··· Material shown ···

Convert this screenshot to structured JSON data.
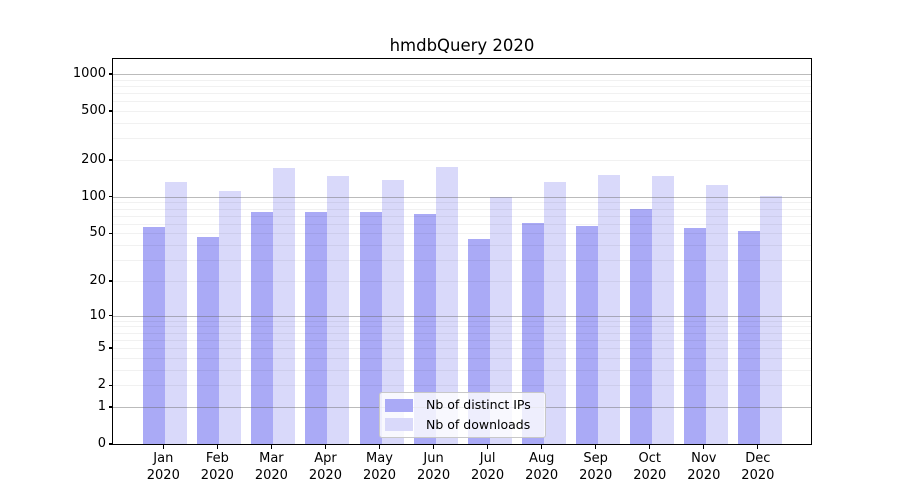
{
  "chart_data": {
    "type": "bar",
    "title": "hmdbQuery 2020",
    "categories": [
      "Jan",
      "Feb",
      "Mar",
      "Apr",
      "May",
      "Jun",
      "Jul",
      "Aug",
      "Sep",
      "Oct",
      "Nov",
      "Dec"
    ],
    "year_label": "2020",
    "series": [
      {
        "name": "Nb of distinct IPs",
        "color": "#aaaaf6",
        "values": [
          56,
          47,
          75,
          75,
          75,
          72,
          45,
          61,
          58,
          79,
          55,
          52
        ]
      },
      {
        "name": "Nb of downloads",
        "color": "#d9d9fa",
        "values": [
          133,
          111,
          173,
          149,
          137,
          175,
          100,
          132,
          152,
          148,
          124,
          102
        ]
      }
    ],
    "yscale": "log1p",
    "ylim": [
      0,
      1300
    ],
    "yticks": [
      0,
      1,
      2,
      5,
      10,
      20,
      50,
      100,
      200,
      500,
      1000
    ],
    "major_gridlines": [
      1,
      10,
      100,
      1000
    ],
    "grid": true,
    "legend_position": "lower center"
  }
}
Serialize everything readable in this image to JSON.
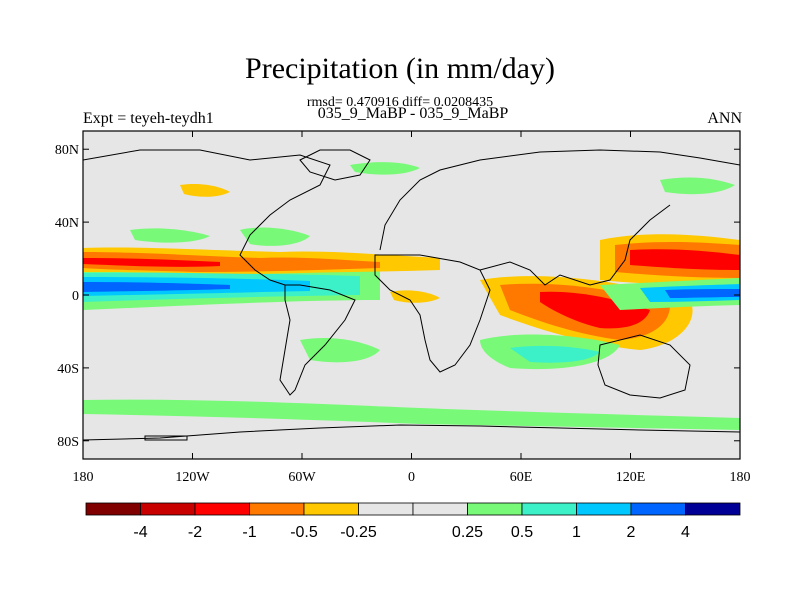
{
  "header": {
    "title": "Precipitation (in mm/day)",
    "stats": "rmsd= 0.470916 diff= 0.0208435",
    "comparison": "035_9_MaBP - 035_9_MaBP",
    "left_label": "Expt = teyeh-teydh1",
    "right_label": "ANN"
  },
  "map": {
    "background_color": "#e6e6e6",
    "lat_ticks": [
      {
        "value": 80,
        "label": "80N"
      },
      {
        "value": 40,
        "label": "40N"
      },
      {
        "value": 0,
        "label": "0"
      },
      {
        "value": -40,
        "label": "40S"
      },
      {
        "value": -80,
        "label": "80S"
      }
    ],
    "lon_ticks": [
      {
        "value": -180,
        "label": "180"
      },
      {
        "value": -120,
        "label": "120W"
      },
      {
        "value": -60,
        "label": "60W"
      },
      {
        "value": 0,
        "label": "0"
      },
      {
        "value": 60,
        "label": "60E"
      },
      {
        "value": 120,
        "label": "120E"
      },
      {
        "value": 180,
        "label": "180"
      }
    ]
  },
  "colorbar": {
    "colors": [
      "#800000",
      "#c80000",
      "#ff0000",
      "#ff7800",
      "#ffc800",
      "#e6e6e6",
      "#e6e6e6",
      "#78fa78",
      "#3cf0c8",
      "#00c8ff",
      "#0064ff",
      "#000096"
    ],
    "labels": [
      "-4",
      "-2",
      "-1",
      "-0.5",
      "-0.25",
      "0.25",
      "0.5",
      "1",
      "2",
      "4"
    ]
  }
}
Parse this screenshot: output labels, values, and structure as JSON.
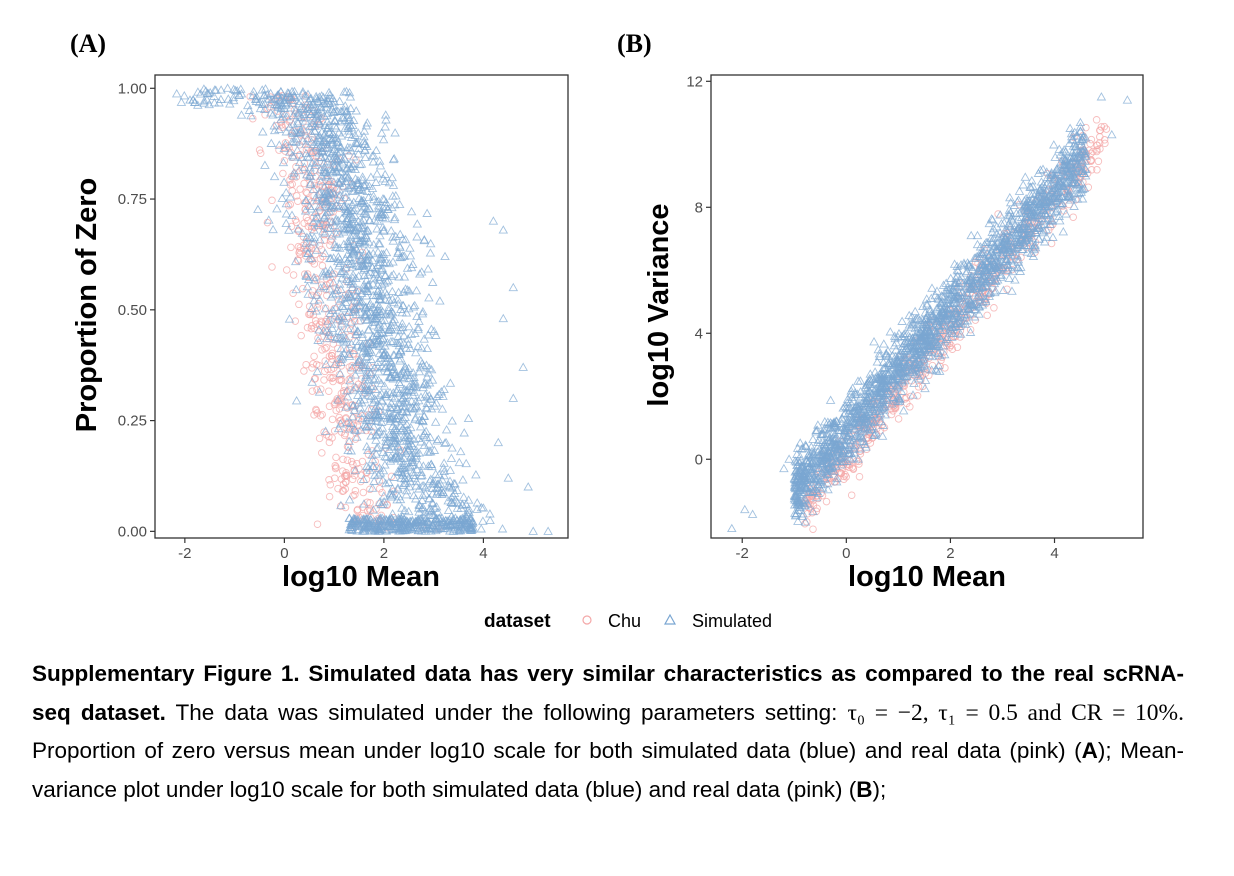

···

Generate a word-for-word copy of the preceding records, excluding all pictures.

#### Answer to the problem:
Convert this screenshot to structured JSON data.
{
  "chart_data": {
    "type": "bar",
    "title": "hmdbQuery 2020",
    "categories": [
      "Jan",
      "Feb",
      "Mar",
      "Apr",
      "May",
      "Jun",
      "Jul",
      "Aug",
      "Sep",
      "Oct",
      "Nov",
      "Dec"
    ],
    "year_label": "2020",
    "series": [
      {
        "name": "Nb of distinct IPs",
        "color": "#aaaaf6",
        "values": [
          56,
          47,
          75,
          75,
          75,
          72,
          45,
          61,
          58,
          79,
          55,
          52
        ]
      },
      {
        "name": "Nb of downloads",
        "color": "#d9d9fa",
        "values": [
          133,
          111,
          173,
          149,
          137,
          175,
          100,
          132,
          152,
          148,
          124,
          102
        ]
      }
    ],
    "yscale": "log1p",
    "ylim": [
      0,
      1300
    ],
    "yticks": [
      0,
      1,
      2,
      5,
      10,
      20,
      50,
      100,
      200,
      500,
      1000
    ],
    "major_gridlines": [
      1,
      10,
      100,
      1000
    ],
    "grid": true,
    "legend_position": "lower center"
  }
}
Serialize everything readable in this image to JSON.
{
  "header": {
    "title": "Precipitation (in mm/day)",
    "stats": "rmsd= 0.470916 diff= 0.0208435",
    "comparison": "035_9_MaBP - 035_9_MaBP",
    "left_label": "Expt = teyeh-teydh1",
    "right_label": "ANN"
  },
  "map": {
    "background_color": "#e6e6e6",
    "lat_ticks": [
      {
        "value": 80,
        "label": "80N"
      },
      {
        "value": 40,
        "label": "40N"
      },
      {
        "value": 0,
        "label": "0"
      },
      {
        "value": -40,
        "label": "40S"
      },
      {
        "value": -80,
        "label": "80S"
      }
    ],
    "lon_ticks": [
      {
        "value": -180,
        "label": "180"
      },
      {
        "value": -120,
        "label": "120W"
      },
      {
        "value": -60,
        "label": "60W"
      },
      {
        "value": 0,
        "label": "0"
      },
      {
        "value": 60,
        "label": "60E"
      },
      {
        "value": 120,
        "label": "120E"
      },
      {
        "value": 180,
        "label": "180"
      }
    ]
  },
  "colorbar": {
    "colors": [
      "#800000",
      "#c80000",
      "#ff0000",
      "#ff7800",
      "#ffc800",
      "#e6e6e6",
      "#e6e6e6",
      "#78fa78",
      "#3cf0c8",
      "#00c8ff",
      "#0064ff",
      "#000096"
    ],
    "labels": [
      "-4",
      "-2",
      "-1",
      "-0.5",
      "-0.25",
      "0.25",
      "0.5",
      "1",
      "2",
      "4"
    ]
  }
}
Parse this screenshot: output labels, values, and structure as JSON.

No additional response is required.